### Task statement
Answer these questions using the reasons for decision below, with each answer on its own line and marked to match:
(a) On what date did Image Property file its application to end the tenancy?
(b) Which section of the QCAT Act allows an application to be reopened when a party has a reasonable excuse for not attending?
(c) In Breezeway, how long after the hearing did the appellant company's representatives arrive at the courthouse?
# start of Document text
REASONS FOR DECISION
- On 23 February 2017, Image Property filed an application seeking termination of Andre and Kevin Eastment’s tenancy of premises 9/1 St Pauls Terrace, Spring Hill. The application came before the Tribunal on 3 April 2017. The applicant, Image Property, appeared and sought a warrant of possession. The respondents, Andre and Kevin Eastment, did not appear. A termination order was made.
- On 10 April 2017, Andre Eastment filed an application to reopen the initiating application. The next day, he filed an application to stay the Tribunal’s decision of 3 April 2017. On 11 April 2017, the Tribunal granted an interim order suspending the operation of the termination order and the warrant of possession until further other.
- Section 138 of the Queensland Civil and Administrative Tribunal Act 2009 (Qld) (QCAT Act) states that if a party has a reasonable excuse for non-attendance at hearing, then the application can be reopened and heard afresh.
- In his application to reopen, Andre Eastment apologised for not attending the hearing. He said he had given authority for a Mr Peter Murphy from Tenants Queensland to represent him at hearing. He said he ‘forwarded all of the material relating to the above the application to his office’. He said, after ringing Mr Murphy’s office the week prior to the hearing, he was advised that Mr Murphy was on holidays and was to return the morning of the hearing; that he was then advised that Mr Murphy had been called away to Rockhampton due to the flood crisis and could not represent him at the hearing.
- Mr Eastment said as he had given all the paperwork to Mr Murphy’s office he was mistaken ‘that the hearing was on Tuesday and was planning to attend until I retrieved a copy of the application and realised that it was listed for Monday’. Mr Eastment asserted there had been a misunderstanding and that he had been seriously let down without notice.
- The Appeal Tribunal’s decision of Breezeway Developments Pty Ltd v ADG Hydraulics Pty Ltd (Breezeway), a joint decision of the then QCAT President, Wilson J, and Member Gardiner turned on the same point as here, namely, whether there was a reasonable excuse for not attending the hearing. In Breezeway the appellant company’s representatives misread the hearing date on the Notice of Hearing and turned up at the courthouse two days later. Wilson J stated:
The incorrect reading of a plainly notified date does not, I think, qualify. QCAT has statutory obligations to deal with matters in ways that are accessible, economical and quick…
- Wilson J went on to say (footnotes omitted):
…parties are expected to present their own cases, and act in their own interests.
That statutory regime places obligations upon parties themselves: to take care in their dealings with Tribunal matters, and to act in their own best interests. QCAT’s resources for the resolution of disputes serve, as the High Court has recently observed ‘…the public as a whole, not merely the parties to the proceedings’.
# end of Document text
# start of Extracted data
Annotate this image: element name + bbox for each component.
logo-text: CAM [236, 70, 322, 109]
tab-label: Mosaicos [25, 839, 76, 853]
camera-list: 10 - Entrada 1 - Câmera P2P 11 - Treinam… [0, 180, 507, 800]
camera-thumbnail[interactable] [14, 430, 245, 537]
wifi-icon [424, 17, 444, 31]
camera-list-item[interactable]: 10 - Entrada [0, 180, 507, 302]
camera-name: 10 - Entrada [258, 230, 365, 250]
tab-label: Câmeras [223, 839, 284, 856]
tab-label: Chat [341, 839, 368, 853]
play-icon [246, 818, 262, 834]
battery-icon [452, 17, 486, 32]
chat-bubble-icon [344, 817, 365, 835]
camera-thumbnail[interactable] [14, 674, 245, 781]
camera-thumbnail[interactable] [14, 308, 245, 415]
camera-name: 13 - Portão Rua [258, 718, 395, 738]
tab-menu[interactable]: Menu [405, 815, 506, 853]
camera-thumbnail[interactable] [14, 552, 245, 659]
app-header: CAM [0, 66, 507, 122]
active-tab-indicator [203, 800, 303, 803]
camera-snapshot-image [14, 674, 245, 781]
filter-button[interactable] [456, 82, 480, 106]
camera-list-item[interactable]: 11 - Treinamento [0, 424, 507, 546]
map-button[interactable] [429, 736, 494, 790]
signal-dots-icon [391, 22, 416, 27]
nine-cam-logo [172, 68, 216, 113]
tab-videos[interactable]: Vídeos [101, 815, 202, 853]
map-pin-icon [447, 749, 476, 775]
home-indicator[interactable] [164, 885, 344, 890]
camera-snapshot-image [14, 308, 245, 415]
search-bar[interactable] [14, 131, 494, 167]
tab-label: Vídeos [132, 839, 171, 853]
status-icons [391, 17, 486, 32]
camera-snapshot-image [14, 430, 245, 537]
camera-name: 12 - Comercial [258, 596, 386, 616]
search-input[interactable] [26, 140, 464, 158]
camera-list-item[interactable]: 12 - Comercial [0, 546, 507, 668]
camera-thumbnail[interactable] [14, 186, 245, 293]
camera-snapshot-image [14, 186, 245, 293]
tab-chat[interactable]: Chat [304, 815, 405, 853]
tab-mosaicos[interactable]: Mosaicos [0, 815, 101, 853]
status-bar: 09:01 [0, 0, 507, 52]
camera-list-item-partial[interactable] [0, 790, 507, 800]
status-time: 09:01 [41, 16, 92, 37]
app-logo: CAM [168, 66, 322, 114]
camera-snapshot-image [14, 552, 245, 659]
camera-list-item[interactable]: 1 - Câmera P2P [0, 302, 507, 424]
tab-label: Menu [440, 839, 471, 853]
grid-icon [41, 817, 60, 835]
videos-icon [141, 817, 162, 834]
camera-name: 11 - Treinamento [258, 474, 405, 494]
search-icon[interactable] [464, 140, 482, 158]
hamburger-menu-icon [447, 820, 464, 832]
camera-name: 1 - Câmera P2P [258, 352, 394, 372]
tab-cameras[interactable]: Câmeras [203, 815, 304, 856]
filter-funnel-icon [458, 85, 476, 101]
# end of Extracted data
# start of Extracted data
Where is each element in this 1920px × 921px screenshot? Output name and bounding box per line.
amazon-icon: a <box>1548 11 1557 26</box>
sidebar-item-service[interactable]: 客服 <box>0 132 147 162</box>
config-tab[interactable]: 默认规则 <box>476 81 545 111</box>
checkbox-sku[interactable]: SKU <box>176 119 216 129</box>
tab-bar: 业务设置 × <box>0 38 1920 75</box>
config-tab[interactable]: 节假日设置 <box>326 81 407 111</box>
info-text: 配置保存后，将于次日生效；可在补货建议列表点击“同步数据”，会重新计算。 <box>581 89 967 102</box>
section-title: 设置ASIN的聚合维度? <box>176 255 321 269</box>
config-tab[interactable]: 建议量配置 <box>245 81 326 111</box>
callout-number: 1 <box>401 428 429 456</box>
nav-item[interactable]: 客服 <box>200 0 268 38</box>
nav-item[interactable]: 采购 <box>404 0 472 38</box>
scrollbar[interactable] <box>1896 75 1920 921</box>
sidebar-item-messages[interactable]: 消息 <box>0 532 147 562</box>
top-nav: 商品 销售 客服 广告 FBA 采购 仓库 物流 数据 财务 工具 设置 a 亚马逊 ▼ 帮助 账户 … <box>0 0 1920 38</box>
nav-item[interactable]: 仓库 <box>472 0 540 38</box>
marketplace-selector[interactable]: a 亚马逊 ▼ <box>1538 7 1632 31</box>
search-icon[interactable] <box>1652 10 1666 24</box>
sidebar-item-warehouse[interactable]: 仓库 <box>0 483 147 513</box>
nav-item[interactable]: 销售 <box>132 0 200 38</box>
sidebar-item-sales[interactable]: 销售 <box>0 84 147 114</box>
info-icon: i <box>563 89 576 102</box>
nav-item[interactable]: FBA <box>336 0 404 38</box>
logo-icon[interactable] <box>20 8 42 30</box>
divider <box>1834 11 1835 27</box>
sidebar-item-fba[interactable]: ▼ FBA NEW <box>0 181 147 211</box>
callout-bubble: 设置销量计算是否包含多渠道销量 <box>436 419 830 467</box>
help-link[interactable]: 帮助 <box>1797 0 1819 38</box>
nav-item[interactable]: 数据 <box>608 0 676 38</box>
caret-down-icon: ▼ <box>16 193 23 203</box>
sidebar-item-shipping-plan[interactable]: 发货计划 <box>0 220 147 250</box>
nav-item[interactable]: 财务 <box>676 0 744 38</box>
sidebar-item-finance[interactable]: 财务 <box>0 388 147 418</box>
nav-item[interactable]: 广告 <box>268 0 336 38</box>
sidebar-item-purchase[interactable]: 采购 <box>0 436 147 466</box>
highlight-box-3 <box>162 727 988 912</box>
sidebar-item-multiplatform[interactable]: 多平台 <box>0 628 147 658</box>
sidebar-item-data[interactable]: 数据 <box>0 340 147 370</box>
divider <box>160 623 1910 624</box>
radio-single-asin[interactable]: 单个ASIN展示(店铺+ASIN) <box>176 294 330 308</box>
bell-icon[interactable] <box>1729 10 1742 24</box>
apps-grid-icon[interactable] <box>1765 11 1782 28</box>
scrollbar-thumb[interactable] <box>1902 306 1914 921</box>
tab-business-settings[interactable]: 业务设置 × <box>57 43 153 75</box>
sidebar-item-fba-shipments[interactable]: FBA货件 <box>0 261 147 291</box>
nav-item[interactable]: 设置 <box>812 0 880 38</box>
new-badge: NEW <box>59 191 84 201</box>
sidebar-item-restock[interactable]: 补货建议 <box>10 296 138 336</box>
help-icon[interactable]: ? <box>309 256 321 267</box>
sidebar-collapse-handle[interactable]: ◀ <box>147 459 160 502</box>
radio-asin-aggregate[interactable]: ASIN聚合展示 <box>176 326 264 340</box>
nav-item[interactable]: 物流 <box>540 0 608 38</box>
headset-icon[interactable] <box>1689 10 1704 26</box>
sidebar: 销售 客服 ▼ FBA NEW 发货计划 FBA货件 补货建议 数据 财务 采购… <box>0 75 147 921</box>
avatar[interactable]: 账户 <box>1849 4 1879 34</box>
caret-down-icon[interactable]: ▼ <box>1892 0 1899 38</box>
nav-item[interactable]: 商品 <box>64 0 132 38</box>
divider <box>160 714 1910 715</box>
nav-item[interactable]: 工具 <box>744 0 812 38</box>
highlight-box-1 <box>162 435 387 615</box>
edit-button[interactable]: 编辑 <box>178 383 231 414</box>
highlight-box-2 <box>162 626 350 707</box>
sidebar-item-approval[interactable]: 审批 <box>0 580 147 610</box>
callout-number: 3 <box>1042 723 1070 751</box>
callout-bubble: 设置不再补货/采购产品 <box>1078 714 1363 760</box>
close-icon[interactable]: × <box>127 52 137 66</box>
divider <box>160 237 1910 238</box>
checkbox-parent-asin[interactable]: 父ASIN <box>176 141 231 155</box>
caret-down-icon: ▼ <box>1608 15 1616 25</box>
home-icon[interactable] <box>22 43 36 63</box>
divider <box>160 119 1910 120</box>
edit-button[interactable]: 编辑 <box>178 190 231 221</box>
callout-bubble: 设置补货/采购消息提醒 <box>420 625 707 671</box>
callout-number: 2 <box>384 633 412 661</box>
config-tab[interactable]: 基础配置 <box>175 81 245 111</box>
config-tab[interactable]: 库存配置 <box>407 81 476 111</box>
# end of Extracted data
# start of Extracted data
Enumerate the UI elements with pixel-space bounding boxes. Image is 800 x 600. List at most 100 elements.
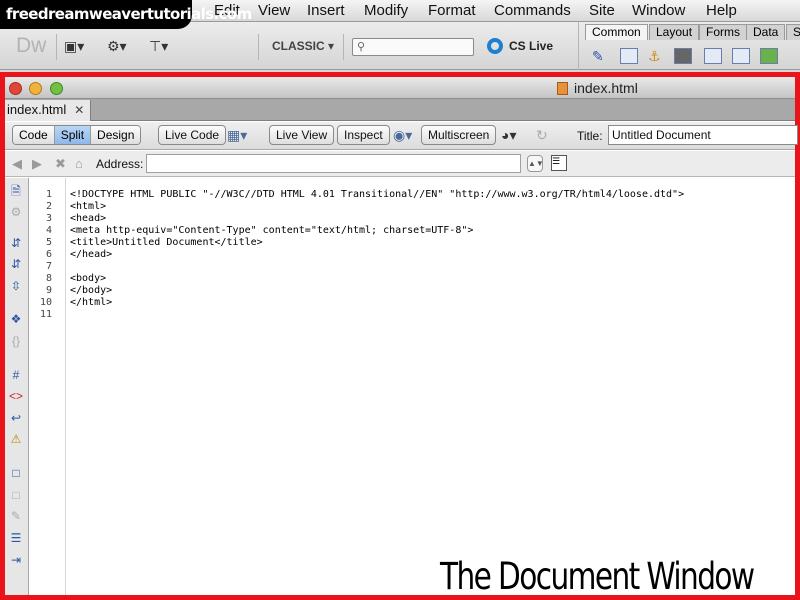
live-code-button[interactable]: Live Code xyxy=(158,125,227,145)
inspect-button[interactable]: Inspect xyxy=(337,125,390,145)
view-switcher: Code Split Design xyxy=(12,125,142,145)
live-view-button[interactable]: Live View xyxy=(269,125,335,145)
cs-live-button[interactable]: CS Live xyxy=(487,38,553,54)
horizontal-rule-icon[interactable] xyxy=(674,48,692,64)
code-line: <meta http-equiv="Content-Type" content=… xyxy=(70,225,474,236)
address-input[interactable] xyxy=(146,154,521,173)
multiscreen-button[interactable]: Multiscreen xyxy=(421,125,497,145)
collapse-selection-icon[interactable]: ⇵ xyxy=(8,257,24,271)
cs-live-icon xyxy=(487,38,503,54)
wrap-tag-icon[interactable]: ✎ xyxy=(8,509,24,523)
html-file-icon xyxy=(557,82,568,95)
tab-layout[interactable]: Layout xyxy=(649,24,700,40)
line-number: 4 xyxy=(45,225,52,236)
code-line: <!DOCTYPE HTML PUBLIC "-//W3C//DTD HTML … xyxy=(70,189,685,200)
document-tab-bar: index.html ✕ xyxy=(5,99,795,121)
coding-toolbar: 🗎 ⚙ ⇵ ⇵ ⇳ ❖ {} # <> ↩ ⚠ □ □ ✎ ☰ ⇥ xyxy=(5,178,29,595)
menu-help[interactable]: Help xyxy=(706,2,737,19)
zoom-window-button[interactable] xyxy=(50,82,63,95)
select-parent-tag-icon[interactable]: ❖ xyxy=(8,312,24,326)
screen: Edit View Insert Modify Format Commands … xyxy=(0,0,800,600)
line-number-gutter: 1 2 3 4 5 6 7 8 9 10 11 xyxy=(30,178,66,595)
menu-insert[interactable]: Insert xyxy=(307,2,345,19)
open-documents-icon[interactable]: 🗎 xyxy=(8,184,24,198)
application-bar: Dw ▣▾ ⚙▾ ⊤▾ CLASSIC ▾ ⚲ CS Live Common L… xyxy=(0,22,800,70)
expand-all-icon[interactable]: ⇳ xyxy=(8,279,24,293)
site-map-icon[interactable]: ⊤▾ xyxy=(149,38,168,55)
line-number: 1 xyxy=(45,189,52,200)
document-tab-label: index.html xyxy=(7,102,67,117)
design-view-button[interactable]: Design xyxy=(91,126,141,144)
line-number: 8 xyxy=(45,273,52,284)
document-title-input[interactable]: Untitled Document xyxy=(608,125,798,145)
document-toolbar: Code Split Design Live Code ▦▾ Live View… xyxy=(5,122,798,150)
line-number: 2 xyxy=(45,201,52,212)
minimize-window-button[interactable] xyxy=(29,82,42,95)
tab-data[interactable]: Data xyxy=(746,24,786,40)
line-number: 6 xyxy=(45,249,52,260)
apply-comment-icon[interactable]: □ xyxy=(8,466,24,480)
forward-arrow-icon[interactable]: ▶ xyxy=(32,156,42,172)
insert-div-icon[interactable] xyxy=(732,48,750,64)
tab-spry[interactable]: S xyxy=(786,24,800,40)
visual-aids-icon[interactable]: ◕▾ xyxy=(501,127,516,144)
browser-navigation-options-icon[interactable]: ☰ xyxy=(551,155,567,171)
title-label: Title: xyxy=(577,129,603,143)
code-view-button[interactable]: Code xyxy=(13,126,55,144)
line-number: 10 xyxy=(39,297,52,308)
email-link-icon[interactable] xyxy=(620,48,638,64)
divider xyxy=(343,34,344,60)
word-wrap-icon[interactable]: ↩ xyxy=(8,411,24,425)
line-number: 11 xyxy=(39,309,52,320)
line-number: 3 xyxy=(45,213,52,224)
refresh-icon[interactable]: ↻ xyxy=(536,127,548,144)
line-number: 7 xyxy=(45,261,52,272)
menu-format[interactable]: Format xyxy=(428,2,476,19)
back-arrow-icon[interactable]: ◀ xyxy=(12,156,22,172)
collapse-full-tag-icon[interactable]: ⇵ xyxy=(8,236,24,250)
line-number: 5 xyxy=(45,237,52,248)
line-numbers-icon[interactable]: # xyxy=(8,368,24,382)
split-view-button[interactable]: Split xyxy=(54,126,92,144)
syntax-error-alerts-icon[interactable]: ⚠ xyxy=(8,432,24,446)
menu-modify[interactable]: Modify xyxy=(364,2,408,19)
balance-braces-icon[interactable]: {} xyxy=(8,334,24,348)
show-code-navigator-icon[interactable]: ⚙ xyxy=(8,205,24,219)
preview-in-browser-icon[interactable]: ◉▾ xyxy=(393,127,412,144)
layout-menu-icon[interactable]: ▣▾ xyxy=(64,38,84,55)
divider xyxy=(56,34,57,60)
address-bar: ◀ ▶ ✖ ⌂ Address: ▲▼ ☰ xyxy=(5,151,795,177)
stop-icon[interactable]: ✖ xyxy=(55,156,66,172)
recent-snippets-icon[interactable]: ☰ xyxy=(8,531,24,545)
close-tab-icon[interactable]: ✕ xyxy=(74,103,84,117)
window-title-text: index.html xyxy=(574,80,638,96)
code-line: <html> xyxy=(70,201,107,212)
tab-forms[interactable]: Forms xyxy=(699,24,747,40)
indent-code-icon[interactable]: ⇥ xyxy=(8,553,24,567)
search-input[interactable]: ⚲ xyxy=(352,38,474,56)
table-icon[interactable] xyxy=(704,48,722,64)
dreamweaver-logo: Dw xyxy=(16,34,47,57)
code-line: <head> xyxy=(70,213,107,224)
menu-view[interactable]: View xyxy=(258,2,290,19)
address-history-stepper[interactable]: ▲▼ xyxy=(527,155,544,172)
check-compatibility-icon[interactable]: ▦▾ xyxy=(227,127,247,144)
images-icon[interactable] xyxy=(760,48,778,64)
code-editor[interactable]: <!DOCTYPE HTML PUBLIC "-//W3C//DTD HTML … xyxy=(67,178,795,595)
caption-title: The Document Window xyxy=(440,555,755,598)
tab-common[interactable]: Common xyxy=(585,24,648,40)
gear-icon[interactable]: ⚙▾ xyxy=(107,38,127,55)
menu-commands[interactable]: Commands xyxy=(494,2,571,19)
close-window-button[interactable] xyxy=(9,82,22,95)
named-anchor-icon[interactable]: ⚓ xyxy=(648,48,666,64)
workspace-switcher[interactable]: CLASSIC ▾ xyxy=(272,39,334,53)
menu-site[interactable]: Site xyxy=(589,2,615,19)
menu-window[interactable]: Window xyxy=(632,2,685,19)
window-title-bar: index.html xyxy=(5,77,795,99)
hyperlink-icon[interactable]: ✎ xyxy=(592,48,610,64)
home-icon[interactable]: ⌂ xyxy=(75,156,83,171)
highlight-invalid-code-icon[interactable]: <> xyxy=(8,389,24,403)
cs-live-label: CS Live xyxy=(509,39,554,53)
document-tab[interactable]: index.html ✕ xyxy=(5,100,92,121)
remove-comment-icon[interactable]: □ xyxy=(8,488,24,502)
# end of Extracted data
### Reply to the exercise
(a) 23 February 2017
(b) Section 138
(c) Two days later